- **Set problem**
Check every line of the entries that follow, and copy the ones containing "intercept".

- **Data excerpts**
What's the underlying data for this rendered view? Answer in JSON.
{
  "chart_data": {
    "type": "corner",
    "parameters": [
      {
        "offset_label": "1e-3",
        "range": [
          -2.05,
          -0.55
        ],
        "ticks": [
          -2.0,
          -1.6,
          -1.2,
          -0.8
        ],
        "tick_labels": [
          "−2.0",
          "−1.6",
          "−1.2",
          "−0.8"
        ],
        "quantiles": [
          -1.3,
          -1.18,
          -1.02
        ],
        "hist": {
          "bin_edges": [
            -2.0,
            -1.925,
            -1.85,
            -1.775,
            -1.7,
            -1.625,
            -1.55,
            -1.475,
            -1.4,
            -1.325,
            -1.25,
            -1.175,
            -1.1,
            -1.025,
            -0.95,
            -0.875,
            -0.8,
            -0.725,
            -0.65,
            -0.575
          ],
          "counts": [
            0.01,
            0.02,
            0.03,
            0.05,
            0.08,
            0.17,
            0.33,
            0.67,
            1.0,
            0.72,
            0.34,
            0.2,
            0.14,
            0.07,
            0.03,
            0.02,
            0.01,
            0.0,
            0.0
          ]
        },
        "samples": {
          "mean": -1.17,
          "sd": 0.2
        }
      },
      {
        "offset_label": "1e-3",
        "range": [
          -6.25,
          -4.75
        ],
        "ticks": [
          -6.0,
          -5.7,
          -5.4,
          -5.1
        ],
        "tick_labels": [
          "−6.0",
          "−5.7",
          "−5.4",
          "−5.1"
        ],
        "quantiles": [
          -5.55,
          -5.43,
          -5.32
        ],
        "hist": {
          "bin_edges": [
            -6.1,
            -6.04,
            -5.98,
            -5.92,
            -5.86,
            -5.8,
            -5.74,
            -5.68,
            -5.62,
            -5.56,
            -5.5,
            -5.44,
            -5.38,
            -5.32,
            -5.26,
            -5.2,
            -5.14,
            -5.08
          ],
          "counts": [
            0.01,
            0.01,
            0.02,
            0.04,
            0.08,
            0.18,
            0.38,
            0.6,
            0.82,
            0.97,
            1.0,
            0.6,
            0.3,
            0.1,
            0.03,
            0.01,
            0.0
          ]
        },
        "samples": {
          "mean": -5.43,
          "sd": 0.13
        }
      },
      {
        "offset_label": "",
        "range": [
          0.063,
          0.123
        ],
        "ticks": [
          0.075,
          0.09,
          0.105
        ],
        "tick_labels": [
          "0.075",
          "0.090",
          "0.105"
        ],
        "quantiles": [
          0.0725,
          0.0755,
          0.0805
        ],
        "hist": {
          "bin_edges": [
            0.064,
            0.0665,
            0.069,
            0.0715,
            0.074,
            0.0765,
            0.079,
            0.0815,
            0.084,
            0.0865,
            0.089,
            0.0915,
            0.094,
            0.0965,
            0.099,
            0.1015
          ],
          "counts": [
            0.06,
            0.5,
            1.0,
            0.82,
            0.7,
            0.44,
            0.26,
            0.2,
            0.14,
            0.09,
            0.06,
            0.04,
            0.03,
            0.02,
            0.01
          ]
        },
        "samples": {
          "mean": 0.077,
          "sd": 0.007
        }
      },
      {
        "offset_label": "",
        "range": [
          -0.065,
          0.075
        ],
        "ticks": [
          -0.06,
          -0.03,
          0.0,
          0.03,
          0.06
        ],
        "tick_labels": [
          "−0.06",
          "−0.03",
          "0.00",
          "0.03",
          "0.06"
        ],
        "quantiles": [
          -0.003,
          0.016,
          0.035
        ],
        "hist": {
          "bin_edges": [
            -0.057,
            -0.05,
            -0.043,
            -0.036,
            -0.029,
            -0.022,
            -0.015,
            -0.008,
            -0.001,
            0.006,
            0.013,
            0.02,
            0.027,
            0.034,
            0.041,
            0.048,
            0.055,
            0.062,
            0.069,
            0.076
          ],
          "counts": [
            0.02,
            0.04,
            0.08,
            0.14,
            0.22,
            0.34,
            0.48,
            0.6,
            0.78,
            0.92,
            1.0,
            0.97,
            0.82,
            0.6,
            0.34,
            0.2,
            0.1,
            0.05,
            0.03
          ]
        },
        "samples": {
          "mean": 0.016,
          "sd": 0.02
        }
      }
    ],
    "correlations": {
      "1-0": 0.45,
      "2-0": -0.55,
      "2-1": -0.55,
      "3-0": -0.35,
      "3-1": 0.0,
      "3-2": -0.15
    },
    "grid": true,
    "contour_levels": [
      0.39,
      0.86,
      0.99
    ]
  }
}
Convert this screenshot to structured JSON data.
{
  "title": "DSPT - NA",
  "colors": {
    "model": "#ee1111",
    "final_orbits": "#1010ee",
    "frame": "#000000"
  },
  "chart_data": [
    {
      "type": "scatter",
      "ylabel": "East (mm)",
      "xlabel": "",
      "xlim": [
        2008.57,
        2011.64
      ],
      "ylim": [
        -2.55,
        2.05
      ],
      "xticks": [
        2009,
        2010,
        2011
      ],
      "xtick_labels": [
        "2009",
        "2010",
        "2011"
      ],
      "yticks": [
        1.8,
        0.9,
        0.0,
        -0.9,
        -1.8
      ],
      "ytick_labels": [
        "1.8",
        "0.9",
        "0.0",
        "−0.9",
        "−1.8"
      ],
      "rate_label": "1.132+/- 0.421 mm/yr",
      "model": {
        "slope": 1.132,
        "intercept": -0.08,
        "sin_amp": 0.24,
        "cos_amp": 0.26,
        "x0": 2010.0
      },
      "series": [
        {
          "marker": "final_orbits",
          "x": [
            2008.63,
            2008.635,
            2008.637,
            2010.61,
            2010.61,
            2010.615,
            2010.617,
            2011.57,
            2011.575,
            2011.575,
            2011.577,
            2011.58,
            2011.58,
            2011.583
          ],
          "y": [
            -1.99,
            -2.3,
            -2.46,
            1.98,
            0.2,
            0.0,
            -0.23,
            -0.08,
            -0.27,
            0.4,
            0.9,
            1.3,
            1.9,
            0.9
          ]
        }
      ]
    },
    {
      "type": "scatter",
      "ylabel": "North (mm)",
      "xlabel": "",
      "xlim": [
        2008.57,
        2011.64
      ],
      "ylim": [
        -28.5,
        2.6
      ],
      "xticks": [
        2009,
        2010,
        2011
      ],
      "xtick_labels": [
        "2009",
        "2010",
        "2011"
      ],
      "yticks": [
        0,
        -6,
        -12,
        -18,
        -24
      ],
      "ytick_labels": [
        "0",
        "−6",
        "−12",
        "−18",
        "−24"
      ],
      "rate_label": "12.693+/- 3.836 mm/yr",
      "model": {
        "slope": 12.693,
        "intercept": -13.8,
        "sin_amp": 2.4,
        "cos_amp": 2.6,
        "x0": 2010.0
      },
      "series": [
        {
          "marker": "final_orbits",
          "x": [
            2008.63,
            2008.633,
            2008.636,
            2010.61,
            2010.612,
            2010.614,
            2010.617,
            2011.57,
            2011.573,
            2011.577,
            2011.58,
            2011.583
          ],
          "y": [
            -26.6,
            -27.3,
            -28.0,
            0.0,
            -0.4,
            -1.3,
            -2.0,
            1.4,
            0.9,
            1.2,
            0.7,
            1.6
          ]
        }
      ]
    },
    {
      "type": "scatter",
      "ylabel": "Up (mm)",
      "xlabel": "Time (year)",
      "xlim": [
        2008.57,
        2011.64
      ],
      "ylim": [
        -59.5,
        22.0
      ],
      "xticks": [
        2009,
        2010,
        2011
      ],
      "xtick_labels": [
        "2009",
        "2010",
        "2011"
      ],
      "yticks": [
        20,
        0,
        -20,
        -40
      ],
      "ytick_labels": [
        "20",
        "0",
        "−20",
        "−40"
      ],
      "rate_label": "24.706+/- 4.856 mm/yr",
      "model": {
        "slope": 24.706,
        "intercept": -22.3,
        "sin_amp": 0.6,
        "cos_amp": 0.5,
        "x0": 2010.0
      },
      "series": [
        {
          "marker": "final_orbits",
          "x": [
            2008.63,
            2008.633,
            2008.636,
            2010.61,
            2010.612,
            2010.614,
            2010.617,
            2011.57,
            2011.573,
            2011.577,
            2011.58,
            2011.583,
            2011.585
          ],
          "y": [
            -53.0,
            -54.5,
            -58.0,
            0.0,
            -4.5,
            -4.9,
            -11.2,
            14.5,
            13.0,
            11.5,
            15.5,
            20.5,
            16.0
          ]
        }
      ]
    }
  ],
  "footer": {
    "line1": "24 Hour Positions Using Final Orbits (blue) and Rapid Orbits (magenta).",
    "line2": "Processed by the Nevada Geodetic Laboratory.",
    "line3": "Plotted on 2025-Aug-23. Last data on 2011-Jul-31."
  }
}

- **Final result**
        "intercept": -0.08,
        "intercept": -13.8,
        "intercept": -22.3,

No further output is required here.